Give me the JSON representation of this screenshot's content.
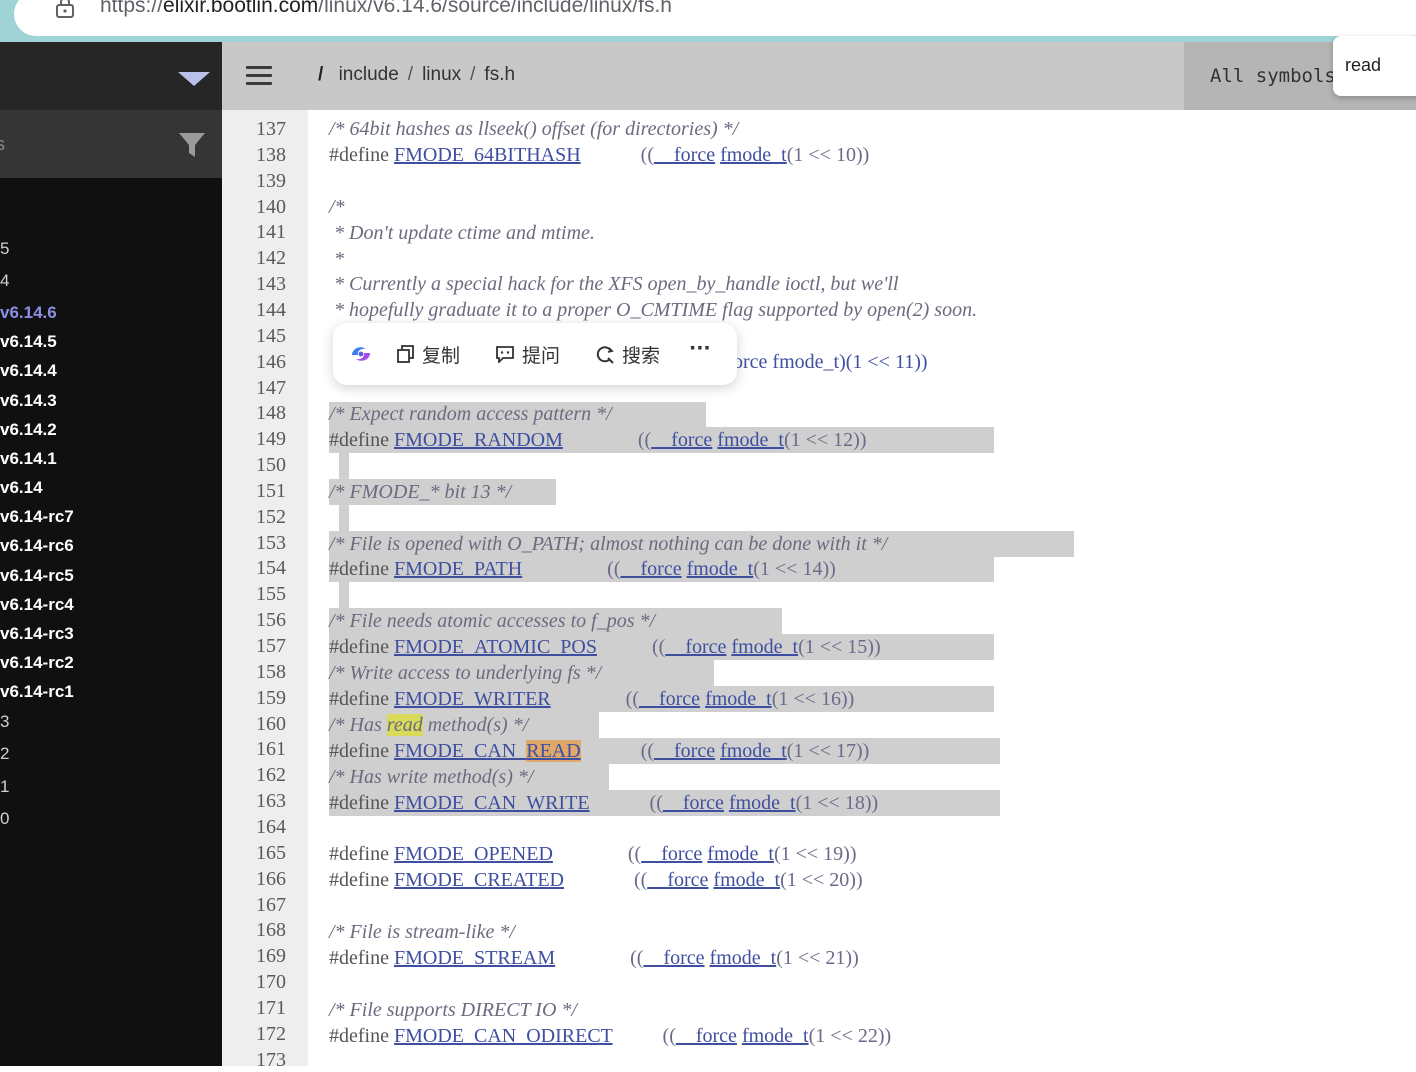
{
  "browser": {
    "url_scheme": "https://",
    "url_host": "elixir.bootlin.com",
    "url_path": "/linux/v6.14.6/source/include/linux/fs.h"
  },
  "sidebar": {
    "filter_placeholder": "s",
    "versions": [
      {
        "label": "5",
        "state": "dim"
      },
      {
        "label": "4",
        "state": "dim"
      },
      {
        "label": "v6.14.6",
        "state": "active"
      },
      {
        "label": "v6.14.5",
        "state": "normal"
      },
      {
        "label": "v6.14.4",
        "state": "normal"
      },
      {
        "label": "v6.14.3",
        "state": "normal"
      },
      {
        "label": "v6.14.2",
        "state": "normal"
      },
      {
        "label": "v6.14.1",
        "state": "normal"
      },
      {
        "label": "v6.14",
        "state": "normal"
      },
      {
        "label": "v6.14-rc7",
        "state": "normal"
      },
      {
        "label": "v6.14-rc6",
        "state": "normal"
      },
      {
        "label": "v6.14-rc5",
        "state": "normal"
      },
      {
        "label": "v6.14-rc4",
        "state": "normal"
      },
      {
        "label": "v6.14-rc3",
        "state": "normal"
      },
      {
        "label": "v6.14-rc2",
        "state": "normal"
      },
      {
        "label": "v6.14-rc1",
        "state": "normal"
      },
      {
        "label": "3",
        "state": "dim"
      },
      {
        "label": "2",
        "state": "dim"
      },
      {
        "label": "1",
        "state": "dim"
      },
      {
        "label": "0",
        "state": "dim"
      }
    ]
  },
  "header": {
    "root": "/",
    "crumbs": [
      "include",
      "linux",
      "fs.h"
    ],
    "symbols_label": "All symbols",
    "search_value": "read"
  },
  "context_menu": {
    "copy": "复制",
    "ask": "提问",
    "search": "搜索",
    "more": "···"
  },
  "lines": [
    {
      "n": "137"
    },
    {
      "n": "138"
    },
    {
      "n": "139"
    },
    {
      "n": "140"
    },
    {
      "n": "141"
    },
    {
      "n": "142"
    },
    {
      "n": "143"
    },
    {
      "n": "144"
    },
    {
      "n": "145"
    },
    {
      "n": "146"
    },
    {
      "n": "147"
    },
    {
      "n": "148"
    },
    {
      "n": "149"
    },
    {
      "n": "150"
    },
    {
      "n": "151"
    },
    {
      "n": "152"
    },
    {
      "n": "153"
    },
    {
      "n": "154"
    },
    {
      "n": "155"
    },
    {
      "n": "156"
    },
    {
      "n": "157"
    },
    {
      "n": "158"
    },
    {
      "n": "159"
    },
    {
      "n": "160"
    },
    {
      "n": "161"
    },
    {
      "n": "162"
    },
    {
      "n": "163"
    },
    {
      "n": "164"
    },
    {
      "n": "165"
    },
    {
      "n": "166"
    },
    {
      "n": "167"
    },
    {
      "n": "168"
    },
    {
      "n": "169"
    },
    {
      "n": "170"
    },
    {
      "n": "171"
    },
    {
      "n": "172"
    },
    {
      "n": "173"
    }
  ],
  "code": {
    "l137": "/* 64bit hashes as llseek() offset (for directories) */",
    "l140": "/*",
    "l141": " * Don't update ctime and mtime.",
    "l142": " *",
    "l143": " * Currently a special hack for the XFS open_by_handle ioctl, but we'll",
    "l144": " * hopefully graduate it to a proper O_CMTIME flag supported by open(2) soon.",
    "l146_tail": "orce fmode_t)(1 << 11))",
    "l148": "/* Expect random access pattern */",
    "l151": "/* FMODE_* bit 13 */",
    "l153": "/* File is opened with O_PATH; almost nothing can be done with it */",
    "l156": "/* File needs atomic accesses to f_pos */",
    "l158": "/* Write access to underlying fs */",
    "l160_a": "/* Has ",
    "l160_hl": "read",
    "l160_b": " method(s) */",
    "l162": "/* Has write method(s) */",
    "l168": "/* File is stream-like */",
    "l171": "/* File supports DIRECT IO */",
    "define": "#define",
    "force": "__force",
    "fmode_t": "fmode_t",
    "defs": {
      "l138": {
        "name": "FMODE_64BITHASH",
        "shift": "(1 << 10))"
      },
      "l149": {
        "name": "FMODE_RANDOM",
        "shift": "(1 << 12))"
      },
      "l154": {
        "name": "FMODE_PATH",
        "shift": "(1 << 14))"
      },
      "l157": {
        "name": "FMODE_ATOMIC_POS",
        "shift": "(1 << 15))"
      },
      "l159": {
        "name": "FMODE_WRITER",
        "shift": "(1 << 16))"
      },
      "l161": {
        "name_a": "FMODE_CAN_",
        "name_hl": "READ",
        "shift": "(1 << 17))"
      },
      "l163": {
        "name": "FMODE_CAN_WRITE",
        "shift": "(1 << 18))"
      },
      "l165": {
        "name": "FMODE_OPENED",
        "shift": "(1 << 19))"
      },
      "l166": {
        "name": "FMODE_CREATED",
        "shift": "(1 << 20))"
      },
      "l169": {
        "name": "FMODE_STREAM",
        "shift": "(1 << 21))"
      },
      "l172": {
        "name": "FMODE_CAN_ODIRECT",
        "shift": "(1 << 22))"
      }
    }
  },
  "colors": {
    "selection": "#cfcfcf",
    "match_highlight": "#d9d95a",
    "ident_match_highlight": "#e0a86a",
    "active_version": "#8b8fe6"
  }
}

****

* What is required: Leave out the pictures and give the rest of the records again exactly.

* Exercise solution:
Give me the JSON representation of this screenshot's content.
{
  "browser": {
    "url_scheme": "https://",
    "url_host": "elixir.bootlin.com",
    "url_path": "/linux/v6.14.6/source/include/linux/fs.h"
  },
  "sidebar": {
    "filter_placeholder": "s",
    "versions": [
      {
        "label": "5",
        "state": "dim"
      },
      {
        "label": "4",
        "state": "dim"
      },
      {
        "label": "v6.14.6",
        "state": "active"
      },
      {
        "label": "v6.14.5",
        "state": "normal"
      },
      {
        "label": "v6.14.4",
        "state": "normal"
      },
      {
        "label": "v6.14.3",
        "state": "normal"
      },
      {
        "label": "v6.14.2",
        "state": "normal"
      },
      {
        "label": "v6.14.1",
        "state": "normal"
      },
      {
        "label": "v6.14",
        "state": "normal"
      },
      {
        "label": "v6.14-rc7",
        "state": "normal"
      },
      {
        "label": "v6.14-rc6",
        "state": "normal"
      },
      {
        "label": "v6.14-rc5",
        "state": "normal"
      },
      {
        "label": "v6.14-rc4",
        "state": "normal"
      },
      {
        "label": "v6.14-rc3",
        "state": "normal"
      },
      {
        "label": "v6.14-rc2",
        "state": "normal"
      },
      {
        "label": "v6.14-rc1",
        "state": "normal"
      },
      {
        "label": "3",
        "state": "dim"
      },
      {
        "label": "2",
        "state": "dim"
      },
      {
        "label": "1",
        "state": "dim"
      },
      {
        "label": "0",
        "state": "dim"
      }
    ]
  },
  "header": {
    "root": "/",
    "crumbs": [
      "include",
      "linux",
      "fs.h"
    ],
    "symbols_label": "All symbols",
    "search_value": "read"
  },
  "context_menu": {
    "copy": "复制",
    "ask": "提问",
    "search": "搜索",
    "more": "···"
  },
  "lines": [
    {
      "n": "137"
    },
    {
      "n": "138"
    },
    {
      "n": "139"
    },
    {
      "n": "140"
    },
    {
      "n": "141"
    },
    {
      "n": "142"
    },
    {
      "n": "143"
    },
    {
      "n": "144"
    },
    {
      "n": "145"
    },
    {
      "n": "146"
    },
    {
      "n": "147"
    },
    {
      "n": "148"
    },
    {
      "n": "149"
    },
    {
      "n": "150"
    },
    {
      "n": "151"
    },
    {
      "n": "152"
    },
    {
      "n": "153"
    },
    {
      "n": "154"
    },
    {
      "n": "155"
    },
    {
      "n": "156"
    },
    {
      "n": "157"
    },
    {
      "n": "158"
    },
    {
      "n": "159"
    },
    {
      "n": "160"
    },
    {
      "n": "161"
    },
    {
      "n": "162"
    },
    {
      "n": "163"
    },
    {
      "n": "164"
    },
    {
      "n": "165"
    },
    {
      "n": "166"
    },
    {
      "n": "167"
    },
    {
      "n": "168"
    },
    {
      "n": "169"
    },
    {
      "n": "170"
    },
    {
      "n": "171"
    },
    {
      "n": "172"
    },
    {
      "n": "173"
    }
  ],
  "code": {
    "l137": "/* 64bit hashes as llseek() offset (for directories) */",
    "l140": "/*",
    "l141": " * Don't update ctime and mtime.",
    "l142": " *",
    "l143": " * Currently a special hack for the XFS open_by_handle ioctl, but we'll",
    "l144": " * hopefully graduate it to a proper O_CMTIME flag supported by open(2) soon.",
    "l146_tail": "orce fmode_t)(1 << 11))",
    "l148": "/* Expect random access pattern */",
    "l151": "/* FMODE_* bit 13 */",
    "l153": "/* File is opened with O_PATH; almost nothing can be done with it */",
    "l156": "/* File needs atomic accesses to f_pos */",
    "l158": "/* Write access to underlying fs */",
    "l160_a": "/* Has ",
    "l160_hl": "read",
    "l160_b": " method(s) */",
    "l162": "/* Has write method(s) */",
    "l168": "/* File is stream-like */",
    "l171": "/* File supports DIRECT IO */",
    "define": "#define",
    "force": "__force",
    "fmode_t": "fmode_t",
    "defs": {
      "l138": {
        "name": "FMODE_64BITHASH",
        "shift": "(1 << 10))"
      },
      "l149": {
        "name": "FMODE_RANDOM",
        "shift": "(1 << 12))"
      },
      "l154": {
        "name": "FMODE_PATH",
        "shift": "(1 << 14))"
      },
      "l157": {
        "name": "FMODE_ATOMIC_POS",
        "shift": "(1 << 15))"
      },
      "l159": {
        "name": "FMODE_WRITER",
        "shift": "(1 << 16))"
      },
      "l161": {
        "name_a": "FMODE_CAN_",
        "name_hl": "READ",
        "shift": "(1 << 17))"
      },
      "l163": {
        "name": "FMODE_CAN_WRITE",
        "shift": "(1 << 18))"
      },
      "l165": {
        "name": "FMODE_OPENED",
        "shift": "(1 << 19))"
      },
      "l166": {
        "name": "FMODE_CREATED",
        "shift": "(1 << 20))"
      },
      "l169": {
        "name": "FMODE_STREAM",
        "shift": "(1 << 21))"
      },
      "l172": {
        "name": "FMODE_CAN_ODIRECT",
        "shift": "(1 << 22))"
      }
    }
  },
  "colors": {
    "selection": "#cfcfcf",
    "match_highlight": "#d9d95a",
    "ident_match_highlight": "#e0a86a",
    "active_version": "#8b8fe6"
  }
}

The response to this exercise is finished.